▶ **GOAL OF THE EXERCISE**
Each entry below should be reproduced character for character.

▶ **RECORD EXTRACTS**
+++
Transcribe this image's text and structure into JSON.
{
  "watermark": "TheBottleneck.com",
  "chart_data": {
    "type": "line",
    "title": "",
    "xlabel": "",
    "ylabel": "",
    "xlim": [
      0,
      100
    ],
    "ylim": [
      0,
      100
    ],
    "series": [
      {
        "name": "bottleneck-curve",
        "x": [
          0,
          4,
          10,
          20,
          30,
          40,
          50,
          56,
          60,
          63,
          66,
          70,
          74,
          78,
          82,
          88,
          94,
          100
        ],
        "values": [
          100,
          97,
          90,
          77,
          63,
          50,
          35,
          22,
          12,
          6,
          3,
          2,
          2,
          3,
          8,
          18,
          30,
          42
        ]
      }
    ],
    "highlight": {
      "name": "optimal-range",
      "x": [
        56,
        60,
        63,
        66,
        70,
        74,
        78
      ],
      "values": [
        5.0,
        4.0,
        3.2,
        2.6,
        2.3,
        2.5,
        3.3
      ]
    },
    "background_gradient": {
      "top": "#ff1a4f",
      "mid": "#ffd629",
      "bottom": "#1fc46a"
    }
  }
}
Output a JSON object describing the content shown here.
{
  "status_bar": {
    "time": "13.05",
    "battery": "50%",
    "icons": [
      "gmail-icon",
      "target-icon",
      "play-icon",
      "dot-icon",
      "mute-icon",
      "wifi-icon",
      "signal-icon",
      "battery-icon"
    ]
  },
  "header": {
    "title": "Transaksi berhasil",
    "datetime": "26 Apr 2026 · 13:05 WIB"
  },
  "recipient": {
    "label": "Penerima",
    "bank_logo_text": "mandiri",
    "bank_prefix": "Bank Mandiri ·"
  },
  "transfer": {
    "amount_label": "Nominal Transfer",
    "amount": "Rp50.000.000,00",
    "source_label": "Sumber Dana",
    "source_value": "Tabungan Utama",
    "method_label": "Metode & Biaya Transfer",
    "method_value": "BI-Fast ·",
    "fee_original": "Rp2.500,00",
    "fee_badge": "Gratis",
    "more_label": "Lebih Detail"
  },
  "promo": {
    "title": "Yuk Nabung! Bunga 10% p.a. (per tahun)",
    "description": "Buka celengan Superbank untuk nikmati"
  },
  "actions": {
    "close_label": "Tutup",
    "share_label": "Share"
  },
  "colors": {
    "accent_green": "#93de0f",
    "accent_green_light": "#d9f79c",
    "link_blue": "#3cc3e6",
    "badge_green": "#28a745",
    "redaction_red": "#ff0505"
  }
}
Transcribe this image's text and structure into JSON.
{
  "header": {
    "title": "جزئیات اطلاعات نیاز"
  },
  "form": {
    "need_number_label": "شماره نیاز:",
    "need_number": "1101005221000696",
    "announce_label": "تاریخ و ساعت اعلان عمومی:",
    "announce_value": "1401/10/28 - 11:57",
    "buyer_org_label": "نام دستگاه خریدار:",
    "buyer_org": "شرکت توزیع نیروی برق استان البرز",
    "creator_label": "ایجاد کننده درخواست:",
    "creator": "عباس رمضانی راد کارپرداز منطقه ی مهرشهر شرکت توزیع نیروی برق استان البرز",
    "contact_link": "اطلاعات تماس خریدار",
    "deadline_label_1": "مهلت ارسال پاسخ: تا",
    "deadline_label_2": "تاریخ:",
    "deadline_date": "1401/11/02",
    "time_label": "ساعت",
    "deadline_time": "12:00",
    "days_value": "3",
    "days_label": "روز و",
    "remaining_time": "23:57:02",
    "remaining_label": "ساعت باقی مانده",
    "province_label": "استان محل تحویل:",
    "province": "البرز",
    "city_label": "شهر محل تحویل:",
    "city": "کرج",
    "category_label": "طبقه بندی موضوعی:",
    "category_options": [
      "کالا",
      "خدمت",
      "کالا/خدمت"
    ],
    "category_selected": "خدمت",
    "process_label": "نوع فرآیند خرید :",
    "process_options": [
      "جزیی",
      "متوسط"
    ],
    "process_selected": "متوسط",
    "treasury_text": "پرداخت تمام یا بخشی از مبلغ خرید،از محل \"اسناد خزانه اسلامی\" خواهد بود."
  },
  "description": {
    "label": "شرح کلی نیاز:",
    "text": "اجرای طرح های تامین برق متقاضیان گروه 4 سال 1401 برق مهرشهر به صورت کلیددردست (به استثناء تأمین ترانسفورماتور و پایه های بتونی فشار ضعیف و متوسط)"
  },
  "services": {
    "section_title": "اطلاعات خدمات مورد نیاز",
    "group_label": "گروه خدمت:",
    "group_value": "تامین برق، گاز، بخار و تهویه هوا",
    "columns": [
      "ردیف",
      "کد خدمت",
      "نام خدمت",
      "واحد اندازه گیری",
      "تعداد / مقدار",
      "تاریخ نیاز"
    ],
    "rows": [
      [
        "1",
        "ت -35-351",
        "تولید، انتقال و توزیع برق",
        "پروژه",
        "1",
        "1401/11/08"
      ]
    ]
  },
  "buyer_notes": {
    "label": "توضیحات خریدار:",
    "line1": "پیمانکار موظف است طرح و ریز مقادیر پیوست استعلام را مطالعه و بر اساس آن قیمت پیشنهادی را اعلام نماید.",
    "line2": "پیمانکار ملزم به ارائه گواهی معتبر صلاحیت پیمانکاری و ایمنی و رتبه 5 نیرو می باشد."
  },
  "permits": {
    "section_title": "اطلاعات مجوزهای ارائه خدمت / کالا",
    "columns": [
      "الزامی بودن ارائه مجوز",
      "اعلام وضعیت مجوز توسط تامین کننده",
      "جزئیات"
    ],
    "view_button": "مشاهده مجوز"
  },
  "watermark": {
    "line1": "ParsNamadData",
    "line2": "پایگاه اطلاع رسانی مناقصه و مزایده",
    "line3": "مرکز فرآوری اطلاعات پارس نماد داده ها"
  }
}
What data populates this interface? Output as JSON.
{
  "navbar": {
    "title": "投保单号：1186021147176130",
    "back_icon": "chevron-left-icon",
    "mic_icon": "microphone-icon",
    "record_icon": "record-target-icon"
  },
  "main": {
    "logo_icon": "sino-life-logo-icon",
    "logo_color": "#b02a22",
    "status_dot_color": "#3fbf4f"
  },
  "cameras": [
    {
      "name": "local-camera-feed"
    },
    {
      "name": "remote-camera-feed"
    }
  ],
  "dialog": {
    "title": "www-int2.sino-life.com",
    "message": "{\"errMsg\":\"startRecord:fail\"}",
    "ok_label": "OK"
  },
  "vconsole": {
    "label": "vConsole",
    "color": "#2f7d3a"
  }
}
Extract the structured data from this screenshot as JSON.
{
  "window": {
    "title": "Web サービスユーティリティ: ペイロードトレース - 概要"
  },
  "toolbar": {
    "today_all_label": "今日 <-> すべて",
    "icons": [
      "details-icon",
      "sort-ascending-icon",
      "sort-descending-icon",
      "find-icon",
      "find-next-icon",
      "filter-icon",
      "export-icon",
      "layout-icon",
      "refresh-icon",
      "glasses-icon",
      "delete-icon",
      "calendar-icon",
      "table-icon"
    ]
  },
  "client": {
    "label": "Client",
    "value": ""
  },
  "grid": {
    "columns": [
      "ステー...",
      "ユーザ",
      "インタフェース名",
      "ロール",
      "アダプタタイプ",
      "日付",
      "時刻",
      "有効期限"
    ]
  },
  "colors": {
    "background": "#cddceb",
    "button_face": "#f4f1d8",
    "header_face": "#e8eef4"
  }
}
+++
▶ **FINISHED ANSWER**
Transcribe this image's text and structure into JSON.
{
  "watermark": "TheBottleneck.com",
  "chart_data": {
    "type": "line",
    "title": "",
    "xlabel": "",
    "ylabel": "",
    "xlim": [
      0,
      100
    ],
    "ylim": [
      0,
      100
    ],
    "series": [
      {
        "name": "bottleneck-curve",
        "x": [
          0,
          4,
          10,
          20,
          30,
          40,
          50,
          56,
          60,
          63,
          66,
          70,
          74,
          78,
          82,
          88,
          94,
          100
        ],
        "values": [
          100,
          97,
          90,
          77,
          63,
          50,
          35,
          22,
          12,
          6,
          3,
          2,
          2,
          3,
          8,
          18,
          30,
          42
        ]
      }
    ],
    "highlight": {
      "name": "optimal-range",
      "x": [
        56,
        60,
        63,
        66,
        70,
        74,
        78
      ],
      "values": [
        5.0,
        4.0,
        3.2,
        2.6,
        2.3,
        2.5,
        3.3
      ]
    },
    "background_gradient": {
      "top": "#ff1a4f",
      "mid": "#ffd629",
      "bottom": "#1fc46a"
    }
  }
}
Output a JSON object describing the content shown here.
{
  "status_bar": {
    "time": "13.05",
    "battery": "50%",
    "icons": [
      "gmail-icon",
      "target-icon",
      "play-icon",
      "dot-icon",
      "mute-icon",
      "wifi-icon",
      "signal-icon",
      "battery-icon"
    ]
  },
  "header": {
    "title": "Transaksi berhasil",
    "datetime": "26 Apr 2026 · 13:05 WIB"
  },
  "recipient": {
    "label": "Penerima",
    "bank_logo_text": "mandiri",
    "bank_prefix": "Bank Mandiri ·"
  },
  "transfer": {
    "amount_label": "Nominal Transfer",
    "amount": "Rp50.000.000,00",
    "source_label": "Sumber Dana",
    "source_value": "Tabungan Utama",
    "method_label": "Metode & Biaya Transfer",
    "method_value": "BI-Fast ·",
    "fee_original": "Rp2.500,00",
    "fee_badge": "Gratis",
    "more_label": "Lebih Detail"
  },
  "promo": {
    "title": "Yuk Nabung! Bunga 10% p.a. (per tahun)",
    "description": "Buka celengan Superbank untuk nikmati"
  },
  "actions": {
    "close_label": "Tutup",
    "share_label": "Share"
  },
  "colors": {
    "accent_green": "#93de0f",
    "accent_green_light": "#d9f79c",
    "link_blue": "#3cc3e6",
    "badge_green": "#28a745",
    "redaction_red": "#ff0505"
  }
}
Transcribe this image's text and structure into JSON.
{
  "header": {
    "title": "جزئیات اطلاعات نیاز"
  },
  "form": {
    "need_number_label": "شماره نیاز:",
    "need_number": "1101005221000696",
    "announce_label": "تاریخ و ساعت اعلان عمومی:",
    "announce_value": "1401/10/28 - 11:57",
    "buyer_org_label": "نام دستگاه خریدار:",
    "buyer_org": "شرکت توزیع نیروی برق استان البرز",
    "creator_label": "ایجاد کننده درخواست:",
    "creator": "عباس رمضانی راد کارپرداز منطقه ی مهرشهر شرکت توزیع نیروی برق استان البرز",
    "contact_link": "اطلاعات تماس خریدار",
    "deadline_label_1": "مهلت ارسال پاسخ: تا",
    "deadline_label_2": "تاریخ:",
    "deadline_date": "1401/11/02",
    "time_label": "ساعت",
    "deadline_time": "12:00",
    "days_value": "3",
    "days_label": "روز و",
    "remaining_time": "23:57:02",
    "remaining_label": "ساعت باقی مانده",
    "province_label": "استان محل تحویل:",
    "province": "البرز",
    "city_label": "شهر محل تحویل:",
    "city": "کرج",
    "category_label": "طبقه بندی موضوعی:",
    "category_options": [
      "کالا",
      "خدمت",
      "کالا/خدمت"
    ],
    "category_selected": "خدمت",
    "process_label": "نوع فرآیند خرید :",
    "process_options": [
      "جزیی",
      "متوسط"
    ],
    "process_selected": "متوسط",
    "treasury_text": "پرداخت تمام یا بخشی از مبلغ خرید،از محل \"اسناد خزانه اسلامی\" خواهد بود."
  },
  "description": {
    "label": "شرح کلی نیاز:",
    "text": "اجرای طرح های تامین برق متقاضیان گروه 4 سال 1401 برق مهرشهر به صورت کلیددردست (به استثناء تأمین ترانسفورماتور و پایه های بتونی فشار ضعیف و متوسط)"
  },
  "services": {
    "section_title": "اطلاعات خدمات مورد نیاز",
    "group_label": "گروه خدمت:",
    "group_value": "تامین برق، گاز، بخار و تهویه هوا",
    "columns": [
      "ردیف",
      "کد خدمت",
      "نام خدمت",
      "واحد اندازه گیری",
      "تعداد / مقدار",
      "تاریخ نیاز"
    ],
    "rows": [
      [
        "1",
        "ت -35-351",
        "تولید، انتقال و توزیع برق",
        "پروژه",
        "1",
        "1401/11/08"
      ]
    ]
  },
  "buyer_notes": {
    "label": "توضیحات خریدار:",
    "line1": "پیمانکار موظف است طرح و ریز مقادیر پیوست استعلام را مطالعه و بر اساس آن قیمت پیشنهادی را اعلام نماید.",
    "line2": "پیمانکار ملزم به ارائه گواهی معتبر صلاحیت پیمانکاری و ایمنی و رتبه 5 نیرو می باشد."
  },
  "permits": {
    "section_title": "اطلاعات مجوزهای ارائه خدمت / کالا",
    "columns": [
      "الزامی بودن ارائه مجوز",
      "اعلام وضعیت مجوز توسط تامین کننده",
      "جزئیات"
    ],
    "view_button": "مشاهده مجوز"
  },
  "watermark": {
    "line1": "ParsNamadData",
    "line2": "پایگاه اطلاع رسانی مناقصه و مزایده",
    "line3": "مرکز فرآوری اطلاعات پارس نماد داده ها"
  }
}
What data populates this interface? Output as JSON.
{
  "navbar": {
    "title": "投保单号：1186021147176130",
    "back_icon": "chevron-left-icon",
    "mic_icon": "microphone-icon",
    "record_icon": "record-target-icon"
  },
  "main": {
    "logo_icon": "sino-life-logo-icon",
    "logo_color": "#b02a22",
    "status_dot_color": "#3fbf4f"
  },
  "cameras": [
    {
      "name": "local-camera-feed"
    },
    {
      "name": "remote-camera-feed"
    }
  ],
  "dialog": {
    "title": "www-int2.sino-life.com",
    "message": "{\"errMsg\":\"startRecord:fail\"}",
    "ok_label": "OK"
  },
  "vconsole": {
    "label": "vConsole",
    "color": "#2f7d3a"
  }
}
Extract the structured data from this screenshot as JSON.
{
  "window": {
    "title": "Web サービスユーティリティ: ペイロードトレース - 概要"
  },
  "toolbar": {
    "today_all_label": "今日 <-> すべて",
    "icons": [
      "details-icon",
      "sort-ascending-icon",
      "sort-descending-icon",
      "find-icon",
      "find-next-icon",
      "filter-icon",
      "export-icon",
      "layout-icon",
      "refresh-icon",
      "glasses-icon",
      "delete-icon",
      "calendar-icon",
      "table-icon"
    ]
  },
  "client": {
    "label": "Client",
    "value": ""
  },
  "grid": {
    "columns": [
      "ステー...",
      "ユーザ",
      "インタフェース名",
      "ロール",
      "アダプタタイプ",
      "日付",
      "時刻",
      "有効期限"
    ]
  },
  "colors": {
    "background": "#cddceb",
    "button_face": "#f4f1d8",
    "header_face": "#e8eef4"
  }
}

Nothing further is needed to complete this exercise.